Required work: Of the lines in the listing, how many include the string "source"? Write the number and nothing else.

Dataset extract:
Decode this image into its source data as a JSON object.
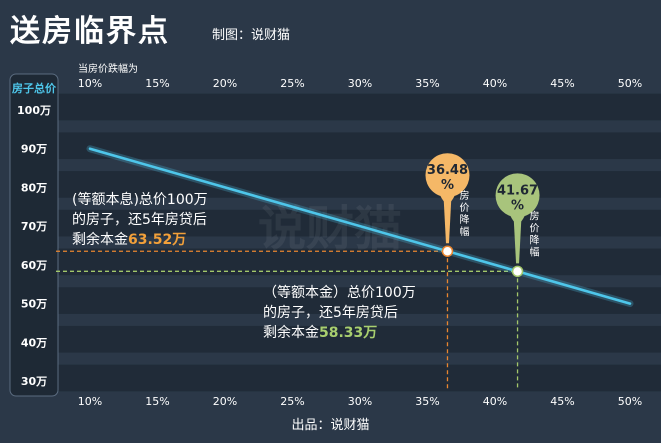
{
  "header": {
    "title": "送房临界点",
    "credit": "制图：说财猫"
  },
  "footer": {
    "source": "出品：说财猫"
  },
  "chart_data": {
    "type": "line",
    "xlabel": "当房价跌幅为",
    "ylabel": "房子总价",
    "x_ticks": [
      "10%",
      "15%",
      "20%",
      "25%",
      "30%",
      "35%",
      "40%",
      "45%",
      "50%"
    ],
    "y_ticks": [
      "100万",
      "90万",
      "80万",
      "70万",
      "60万",
      "50万",
      "40万",
      "30万"
    ],
    "xlim": [
      10,
      50
    ],
    "ylim": [
      30,
      100
    ],
    "series": [
      {
        "x": [
          10,
          50
        ],
        "y": [
          90,
          50
        ],
        "color": "#4ec6ea"
      }
    ],
    "markers": [
      {
        "x": 36.48,
        "y": 63.52,
        "pin_label": "36.48",
        "pin_unit": "%",
        "side_label": "房价降幅",
        "color": "#f5b867",
        "line_color": "#e9862f",
        "note": "(等额本息)总价100万的房子，还5年房贷后剩余本金",
        "note_lines": [
          "(等额本息)总价100万",
          "的房子，还5年房贷后",
          "剩余本金"
        ],
        "value_text": "63.52万"
      },
      {
        "x": 41.67,
        "y": 58.33,
        "pin_label": "41.67",
        "pin_unit": "%",
        "side_label": "房价降幅",
        "color": "#a8c47c",
        "line_color": "#a3c76a",
        "note": "（等额本金）总价100万的房子，还5年房贷后剩余本金",
        "note_lines": [
          "（等额本金）总价100万",
          "的房子，还5年房贷后",
          "剩余本金"
        ],
        "value_text": "58.33万"
      }
    ],
    "watermark": "说财猫",
    "grid": "horizontal bands"
  }
}
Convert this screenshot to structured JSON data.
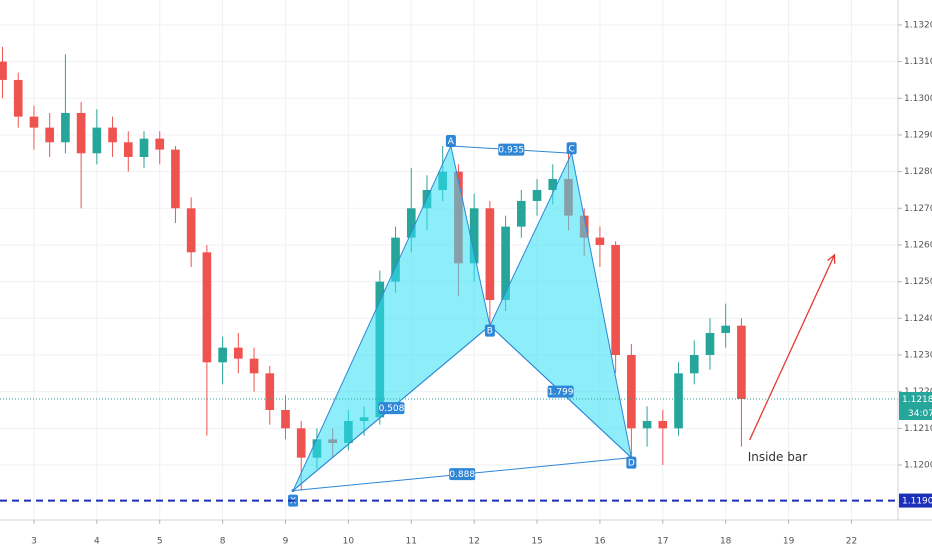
{
  "chart_data": {
    "type": "candlestick",
    "x": [
      -0.5,
      -0.25,
      0,
      0.25,
      0.5,
      0.75,
      1,
      1.25,
      1.5,
      1.75,
      2,
      2.25,
      2.5,
      2.75,
      3,
      3.25,
      3.5,
      3.75,
      4,
      4.25,
      4.5,
      4.75,
      5,
      5.25,
      5.5,
      5.75,
      6,
      6.25,
      6.5,
      6.75,
      7,
      7.25,
      7.5,
      7.75,
      8,
      8.25,
      8.5,
      8.75,
      9,
      9.25,
      9.5,
      9.75,
      10,
      10.25,
      10.5,
      10.75,
      11,
      11.25
    ],
    "open": [
      1.131,
      1.1305,
      1.1295,
      1.1292,
      1.1288,
      1.1296,
      1.1285,
      1.1292,
      1.1288,
      1.1284,
      1.1289,
      1.1286,
      1.127,
      1.1258,
      1.1228,
      1.1232,
      1.1229,
      1.1225,
      1.1215,
      1.121,
      1.1202,
      1.1207,
      1.1206,
      1.1212,
      1.1213,
      1.125,
      1.1262,
      1.127,
      1.1275,
      1.128,
      1.1255,
      1.127,
      1.1245,
      1.1265,
      1.1272,
      1.1275,
      1.1278,
      1.1268,
      1.1262,
      1.126,
      1.123,
      1.121,
      1.1212,
      1.121,
      1.1225,
      1.123,
      1.1236,
      1.1238
    ],
    "high": [
      1.1314,
      1.1307,
      1.1298,
      1.1296,
      1.1312,
      1.1299,
      1.1297,
      1.1295,
      1.1291,
      1.1291,
      1.1291,
      1.1287,
      1.1273,
      1.126,
      1.1235,
      1.1236,
      1.1232,
      1.1227,
      1.1219,
      1.1212,
      1.121,
      1.121,
      1.1215,
      1.1216,
      1.1253,
      1.1265,
      1.1281,
      1.1279,
      1.1287,
      1.1282,
      1.1274,
      1.1272,
      1.1268,
      1.1275,
      1.1278,
      1.1282,
      1.1285,
      1.127,
      1.1265,
      1.1261,
      1.1233,
      1.1216,
      1.1215,
      1.1228,
      1.1234,
      1.124,
      1.1244,
      1.124
    ],
    "low": [
      1.13,
      1.1292,
      1.1286,
      1.1284,
      1.1285,
      1.127,
      1.1282,
      1.1284,
      1.128,
      1.1281,
      1.1282,
      1.1266,
      1.1254,
      1.1208,
      1.1222,
      1.1225,
      1.122,
      1.1211,
      1.1207,
      1.1193,
      1.1199,
      1.1202,
      1.1204,
      1.1208,
      1.1211,
      1.1247,
      1.1258,
      1.1264,
      1.1272,
      1.1246,
      1.125,
      1.1238,
      1.1242,
      1.1262,
      1.1268,
      1.1271,
      1.1264,
      1.1257,
      1.1254,
      1.1225,
      1.1202,
      1.1205,
      1.12,
      1.1208,
      1.1222,
      1.1226,
      1.1232,
      1.1205
    ],
    "close": [
      1.1305,
      1.1295,
      1.1292,
      1.1288,
      1.1296,
      1.1285,
      1.1292,
      1.1288,
      1.1284,
      1.1289,
      1.1286,
      1.127,
      1.1258,
      1.1228,
      1.1232,
      1.1229,
      1.1225,
      1.1215,
      1.121,
      1.1202,
      1.1207,
      1.1206,
      1.1212,
      1.1213,
      1.125,
      1.1262,
      1.127,
      1.1275,
      1.128,
      1.1255,
      1.127,
      1.1245,
      1.1265,
      1.1272,
      1.1275,
      1.1278,
      1.1268,
      1.1262,
      1.126,
      1.123,
      1.121,
      1.1212,
      1.121,
      1.1225,
      1.123,
      1.1236,
      1.1238,
      1.1218
    ],
    "up_color": "#26a69a",
    "down_color": "#ef5350",
    "xlim": [
      -0.54,
      13.74
    ],
    "xticks": [
      {
        "value": 0,
        "label": "3"
      },
      {
        "value": 1,
        "label": "4"
      },
      {
        "value": 2,
        "label": "5"
      },
      {
        "value": 3,
        "label": "8"
      },
      {
        "value": 4,
        "label": "9"
      },
      {
        "value": 5,
        "label": "10"
      },
      {
        "value": 6,
        "label": "11"
      },
      {
        "value": 7,
        "label": "12"
      },
      {
        "value": 8,
        "label": "15"
      },
      {
        "value": 9,
        "label": "16"
      },
      {
        "value": 10,
        "label": "17"
      },
      {
        "value": 11,
        "label": "18"
      },
      {
        "value": 12,
        "label": "19"
      },
      {
        "value": 13,
        "label": "22"
      }
    ],
    "ylim": [
      1.1185,
      1.13268
    ],
    "yticks": [
      {
        "value": 1.12,
        "label": "1.12000"
      },
      {
        "value": 1.121,
        "label": "1.12100"
      },
      {
        "value": 1.122,
        "label": "1.12200"
      },
      {
        "value": 1.123,
        "label": "1.12300"
      },
      {
        "value": 1.124,
        "label": "1.12400"
      },
      {
        "value": 1.125,
        "label": "1.12500"
      },
      {
        "value": 1.126,
        "label": "1.12600"
      },
      {
        "value": 1.127,
        "label": "1.12700"
      },
      {
        "value": 1.128,
        "label": "1.12800"
      },
      {
        "value": 1.129,
        "label": "1.12900"
      },
      {
        "value": 1.13,
        "label": "1.13000"
      },
      {
        "value": 1.131,
        "label": "1.13100"
      },
      {
        "value": 1.132,
        "label": "1.13200"
      }
    ],
    "grid": true,
    "price_line": {
      "value": 1.1218,
      "label": "1.12180",
      "countdown": "34:07",
      "color": "#26a69a"
    },
    "support_line": {
      "value": 1.11903,
      "label": "1.11903",
      "color": "#1c2fb8"
    },
    "pattern": {
      "color": "#2f86d6",
      "fill": "#2fe0f5",
      "points": [
        {
          "name": "X",
          "x": 4.12,
          "y": 1.1193
        },
        {
          "name": "A",
          "x": 6.63,
          "y": 1.1287
        },
        {
          "name": "B",
          "x": 7.25,
          "y": 1.1238
        },
        {
          "name": "C",
          "x": 8.55,
          "y": 1.1285
        },
        {
          "name": "D",
          "x": 9.5,
          "y": 1.1202
        }
      ],
      "ratios": [
        0.508,
        0.935,
        1.799,
        0.888
      ]
    },
    "arrow": {
      "x": [
        11.38,
        12.73
      ],
      "y": [
        1.12068,
        1.12573
      ],
      "color": "#e53935"
    },
    "annotation": {
      "text": "Inside bar",
      "x": 11.35,
      "y": 1.1202
    }
  }
}
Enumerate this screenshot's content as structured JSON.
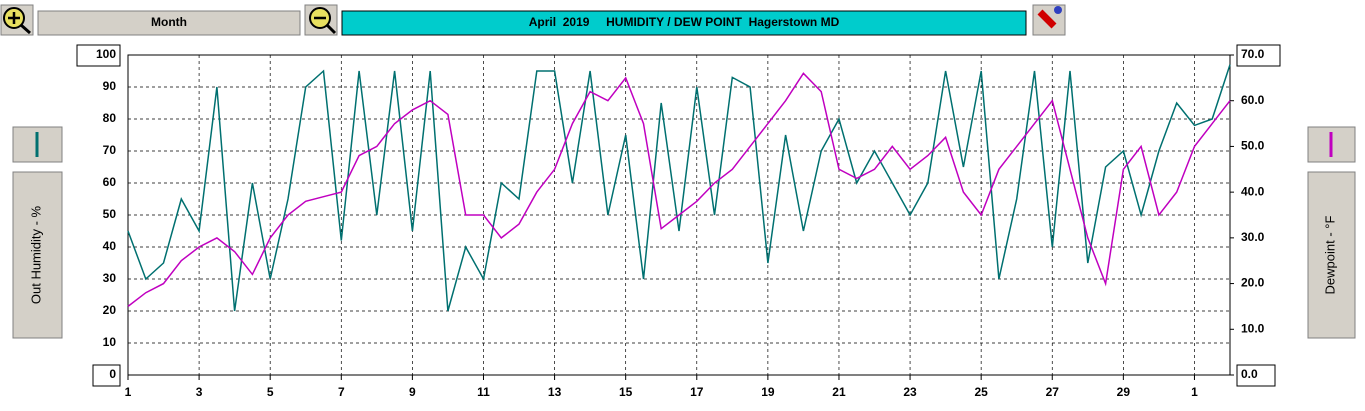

Output: 2